[Spatial annotation records]
________________________

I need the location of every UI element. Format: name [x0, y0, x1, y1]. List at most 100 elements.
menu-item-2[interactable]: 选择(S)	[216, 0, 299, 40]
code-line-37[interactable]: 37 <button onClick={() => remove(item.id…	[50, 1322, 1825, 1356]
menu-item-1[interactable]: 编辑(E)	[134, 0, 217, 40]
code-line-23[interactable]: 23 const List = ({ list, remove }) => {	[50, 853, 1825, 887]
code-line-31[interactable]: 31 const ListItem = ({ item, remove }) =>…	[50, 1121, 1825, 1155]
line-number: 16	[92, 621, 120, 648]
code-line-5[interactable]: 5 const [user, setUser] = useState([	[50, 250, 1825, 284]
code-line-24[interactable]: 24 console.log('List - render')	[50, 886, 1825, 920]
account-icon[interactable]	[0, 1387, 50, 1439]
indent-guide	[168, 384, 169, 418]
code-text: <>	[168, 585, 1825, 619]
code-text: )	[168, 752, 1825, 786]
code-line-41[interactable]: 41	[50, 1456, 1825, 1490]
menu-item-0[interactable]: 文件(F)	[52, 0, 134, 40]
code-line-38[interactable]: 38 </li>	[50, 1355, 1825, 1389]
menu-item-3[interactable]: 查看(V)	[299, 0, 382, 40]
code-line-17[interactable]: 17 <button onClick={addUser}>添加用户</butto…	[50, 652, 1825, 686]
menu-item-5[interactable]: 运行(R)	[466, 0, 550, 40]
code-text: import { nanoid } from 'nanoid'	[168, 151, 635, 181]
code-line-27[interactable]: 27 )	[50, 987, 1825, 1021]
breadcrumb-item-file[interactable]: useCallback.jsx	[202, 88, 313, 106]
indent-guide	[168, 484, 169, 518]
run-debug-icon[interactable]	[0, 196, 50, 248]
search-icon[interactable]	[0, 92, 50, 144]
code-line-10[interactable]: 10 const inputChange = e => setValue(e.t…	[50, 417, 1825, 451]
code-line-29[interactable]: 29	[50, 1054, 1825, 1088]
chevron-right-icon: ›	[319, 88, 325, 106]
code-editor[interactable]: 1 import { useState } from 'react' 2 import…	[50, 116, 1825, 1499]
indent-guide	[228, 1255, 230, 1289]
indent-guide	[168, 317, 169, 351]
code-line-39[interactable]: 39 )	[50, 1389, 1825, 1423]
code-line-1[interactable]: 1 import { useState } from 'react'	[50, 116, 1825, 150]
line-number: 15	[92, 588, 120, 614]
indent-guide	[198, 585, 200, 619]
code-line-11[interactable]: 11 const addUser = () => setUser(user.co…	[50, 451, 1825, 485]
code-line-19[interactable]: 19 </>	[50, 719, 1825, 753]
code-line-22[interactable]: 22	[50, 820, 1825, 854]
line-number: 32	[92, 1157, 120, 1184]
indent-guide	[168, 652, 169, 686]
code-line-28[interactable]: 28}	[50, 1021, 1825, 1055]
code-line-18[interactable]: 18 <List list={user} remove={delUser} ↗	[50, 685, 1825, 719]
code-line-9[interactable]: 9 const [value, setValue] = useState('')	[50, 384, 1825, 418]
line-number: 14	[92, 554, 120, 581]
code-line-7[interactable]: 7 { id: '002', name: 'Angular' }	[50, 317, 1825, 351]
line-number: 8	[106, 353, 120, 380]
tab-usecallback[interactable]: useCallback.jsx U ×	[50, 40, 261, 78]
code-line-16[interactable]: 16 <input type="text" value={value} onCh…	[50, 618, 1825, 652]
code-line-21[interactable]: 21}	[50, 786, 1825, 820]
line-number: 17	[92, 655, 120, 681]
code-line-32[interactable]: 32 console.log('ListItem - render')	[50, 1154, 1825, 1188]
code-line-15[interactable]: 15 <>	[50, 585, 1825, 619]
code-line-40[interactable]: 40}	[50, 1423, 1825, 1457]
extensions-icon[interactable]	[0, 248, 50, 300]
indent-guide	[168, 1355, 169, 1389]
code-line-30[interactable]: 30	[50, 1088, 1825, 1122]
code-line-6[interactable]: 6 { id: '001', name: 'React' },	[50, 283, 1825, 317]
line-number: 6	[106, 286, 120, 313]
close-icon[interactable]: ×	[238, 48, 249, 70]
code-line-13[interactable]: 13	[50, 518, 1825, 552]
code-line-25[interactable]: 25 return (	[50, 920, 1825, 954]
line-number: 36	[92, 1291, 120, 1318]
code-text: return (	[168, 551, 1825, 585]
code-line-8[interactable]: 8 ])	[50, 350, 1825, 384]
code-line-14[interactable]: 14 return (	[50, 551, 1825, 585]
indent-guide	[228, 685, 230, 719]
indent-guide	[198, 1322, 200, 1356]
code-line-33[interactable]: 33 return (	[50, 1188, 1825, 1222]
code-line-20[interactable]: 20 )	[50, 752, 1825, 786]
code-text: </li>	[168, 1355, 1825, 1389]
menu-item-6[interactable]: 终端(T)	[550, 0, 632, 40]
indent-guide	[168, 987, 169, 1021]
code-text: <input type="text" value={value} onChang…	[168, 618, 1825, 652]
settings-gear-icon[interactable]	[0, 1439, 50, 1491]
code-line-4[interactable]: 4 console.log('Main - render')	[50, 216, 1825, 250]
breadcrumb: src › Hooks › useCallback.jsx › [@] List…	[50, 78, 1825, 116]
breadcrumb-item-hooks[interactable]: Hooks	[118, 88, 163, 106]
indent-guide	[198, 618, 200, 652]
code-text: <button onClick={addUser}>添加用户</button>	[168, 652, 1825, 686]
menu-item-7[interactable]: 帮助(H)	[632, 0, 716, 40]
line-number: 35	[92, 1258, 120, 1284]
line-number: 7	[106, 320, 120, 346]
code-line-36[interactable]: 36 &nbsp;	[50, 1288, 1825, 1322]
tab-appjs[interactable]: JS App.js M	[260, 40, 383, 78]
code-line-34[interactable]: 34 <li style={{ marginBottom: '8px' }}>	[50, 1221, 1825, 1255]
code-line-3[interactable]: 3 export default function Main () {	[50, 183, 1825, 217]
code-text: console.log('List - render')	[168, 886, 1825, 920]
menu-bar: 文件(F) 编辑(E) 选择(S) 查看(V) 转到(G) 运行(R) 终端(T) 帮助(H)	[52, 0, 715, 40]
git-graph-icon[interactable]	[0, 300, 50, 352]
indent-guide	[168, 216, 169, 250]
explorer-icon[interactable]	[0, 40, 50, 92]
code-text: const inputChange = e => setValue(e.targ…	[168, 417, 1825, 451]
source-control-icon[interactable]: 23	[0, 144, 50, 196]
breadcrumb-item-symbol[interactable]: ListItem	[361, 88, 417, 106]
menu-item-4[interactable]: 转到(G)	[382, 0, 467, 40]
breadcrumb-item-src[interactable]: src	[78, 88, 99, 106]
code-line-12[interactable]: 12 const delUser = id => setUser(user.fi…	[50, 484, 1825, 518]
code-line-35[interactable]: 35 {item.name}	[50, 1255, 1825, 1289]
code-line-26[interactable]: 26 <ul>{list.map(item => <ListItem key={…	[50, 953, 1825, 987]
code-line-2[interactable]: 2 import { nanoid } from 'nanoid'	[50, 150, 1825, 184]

________________________

*What the exercise asks*.
Extract, word for word, every line of the data from its first line through the line containing "code-line-37[interactable]: 37 <button", including both of those lines.

*Completed exercise*.
I need the location of every UI element. Format: name [x0, y0, x1, y1]. List at most 100 elements.
menu-item-2[interactable]: 选择(S)	[216, 0, 299, 40]
code-line-37[interactable]: 37 <button onClick={() => remove(item.id…	[50, 1322, 1825, 1356]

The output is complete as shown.